[Start]

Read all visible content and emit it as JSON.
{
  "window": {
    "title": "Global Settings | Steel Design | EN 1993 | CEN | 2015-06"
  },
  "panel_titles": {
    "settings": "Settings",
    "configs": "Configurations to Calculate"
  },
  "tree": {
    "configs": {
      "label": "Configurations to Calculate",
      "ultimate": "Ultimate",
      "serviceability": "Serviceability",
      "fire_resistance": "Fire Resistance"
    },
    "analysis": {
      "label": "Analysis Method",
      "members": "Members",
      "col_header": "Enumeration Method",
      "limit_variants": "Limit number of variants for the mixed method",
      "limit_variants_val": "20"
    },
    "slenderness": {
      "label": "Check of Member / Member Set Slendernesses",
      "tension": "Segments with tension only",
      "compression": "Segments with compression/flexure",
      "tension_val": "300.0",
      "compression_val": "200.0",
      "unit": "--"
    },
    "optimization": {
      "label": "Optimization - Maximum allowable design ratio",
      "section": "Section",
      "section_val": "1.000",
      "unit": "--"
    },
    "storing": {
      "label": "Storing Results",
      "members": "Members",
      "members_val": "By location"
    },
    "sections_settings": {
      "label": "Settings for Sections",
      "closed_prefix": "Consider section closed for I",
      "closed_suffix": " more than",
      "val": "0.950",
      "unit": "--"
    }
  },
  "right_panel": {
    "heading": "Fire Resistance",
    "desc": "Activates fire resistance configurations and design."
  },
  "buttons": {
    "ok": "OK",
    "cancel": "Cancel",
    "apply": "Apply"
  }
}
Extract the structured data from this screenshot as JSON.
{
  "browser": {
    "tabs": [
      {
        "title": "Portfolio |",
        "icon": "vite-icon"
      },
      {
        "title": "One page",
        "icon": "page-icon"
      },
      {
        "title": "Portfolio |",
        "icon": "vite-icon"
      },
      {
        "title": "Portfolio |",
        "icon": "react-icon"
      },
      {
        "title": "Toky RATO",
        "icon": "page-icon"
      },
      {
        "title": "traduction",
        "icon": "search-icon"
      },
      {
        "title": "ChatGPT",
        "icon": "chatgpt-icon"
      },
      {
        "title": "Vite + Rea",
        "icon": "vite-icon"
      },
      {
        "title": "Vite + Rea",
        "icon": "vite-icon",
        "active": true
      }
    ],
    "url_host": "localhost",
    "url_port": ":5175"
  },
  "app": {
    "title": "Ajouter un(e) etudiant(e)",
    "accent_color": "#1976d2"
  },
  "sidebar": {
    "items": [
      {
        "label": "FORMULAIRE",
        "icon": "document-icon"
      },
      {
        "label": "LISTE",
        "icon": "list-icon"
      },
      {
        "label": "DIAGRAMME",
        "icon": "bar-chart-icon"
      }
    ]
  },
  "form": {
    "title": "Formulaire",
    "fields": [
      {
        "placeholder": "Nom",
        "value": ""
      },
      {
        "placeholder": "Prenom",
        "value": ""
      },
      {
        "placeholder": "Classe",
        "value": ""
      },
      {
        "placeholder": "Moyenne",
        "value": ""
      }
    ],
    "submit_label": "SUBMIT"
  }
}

[End]

▶ _Problem details_
Every entry in the listing must be retyped exactly.

▶ _Final result_
Read all visible content and emit it as JSON.
{
  "window": {
    "title": "Global Settings | Steel Design | EN 1993 | CEN | 2015-06"
  },
  "panel_titles": {
    "settings": "Settings",
    "configs": "Configurations to Calculate"
  },
  "tree": {
    "configs": {
      "label": "Configurations to Calculate",
      "ultimate": "Ultimate",
      "serviceability": "Serviceability",
      "fire_resistance": "Fire Resistance"
    },
    "analysis": {
      "label": "Analysis Method",
      "members": "Members",
      "col_header": "Enumeration Method",
      "limit_variants": "Limit number of variants for the mixed method",
      "limit_variants_val": "20"
    },
    "slenderness": {
      "label": "Check of Member / Member Set Slendernesses",
      "tension": "Segments with tension only",
      "compression": "Segments with compression/flexure",
      "tension_val": "300.0",
      "compression_val": "200.0",
      "unit": "--"
    },
    "optimization": {
      "label": "Optimization - Maximum allowable design ratio",
      "section": "Section",
      "section_val": "1.000",
      "unit": "--"
    },
    "storing": {
      "label": "Storing Results",
      "members": "Members",
      "members_val": "By location"
    },
    "sections_settings": {
      "label": "Settings for Sections",
      "closed_prefix": "Consider section closed for I",
      "closed_suffix": " more than",
      "val": "0.950",
      "unit": "--"
    }
  },
  "right_panel": {
    "heading": "Fire Resistance",
    "desc": "Activates fire resistance configurations and design."
  },
  "buttons": {
    "ok": "OK",
    "cancel": "Cancel",
    "apply": "Apply"
  }
}
Extract the structured data from this screenshot as JSON.
{
  "browser": {
    "tabs": [
      {
        "title": "Portfolio |",
        "icon": "vite-icon"
      },
      {
        "title": "One page",
        "icon": "page-icon"
      },
      {
        "title": "Portfolio |",
        "icon": "vite-icon"
      },
      {
        "title": "Portfolio |",
        "icon": "react-icon"
      },
      {
        "title": "Toky RATO",
        "icon": "page-icon"
      },
      {
        "title": "traduction",
        "icon": "search-icon"
      },
      {
        "title": "ChatGPT",
        "icon": "chatgpt-icon"
      },
      {
        "title": "Vite + Rea",
        "icon": "vite-icon"
      },
      {
        "title": "Vite + Rea",
        "icon": "vite-icon",
        "active": true
      }
    ],
    "url_host": "localhost",
    "url_port": ":5175"
  },
  "app": {
    "title": "Ajouter un(e) etudiant(e)",
    "accent_color": "#1976d2"
  },
  "sidebar": {
    "items": [
      {
        "label": "FORMULAIRE",
        "icon": "document-icon"
      },
      {
        "label": "LISTE",
        "icon": "list-icon"
      },
      {
        "label": "DIAGRAMME",
        "icon": "bar-chart-icon"
      }
    ]
  },
  "form": {
    "title": "Formulaire",
    "fields": [
      {
        "placeholder": "Nom",
        "value": ""
      },
      {
        "placeholder": "Prenom",
        "value": ""
      },
      {
        "placeholder": "Classe",
        "value": ""
      },
      {
        "placeholder": "Moyenne",
        "value": ""
      }
    ],
    "submit_label": "SUBMIT"
  }
}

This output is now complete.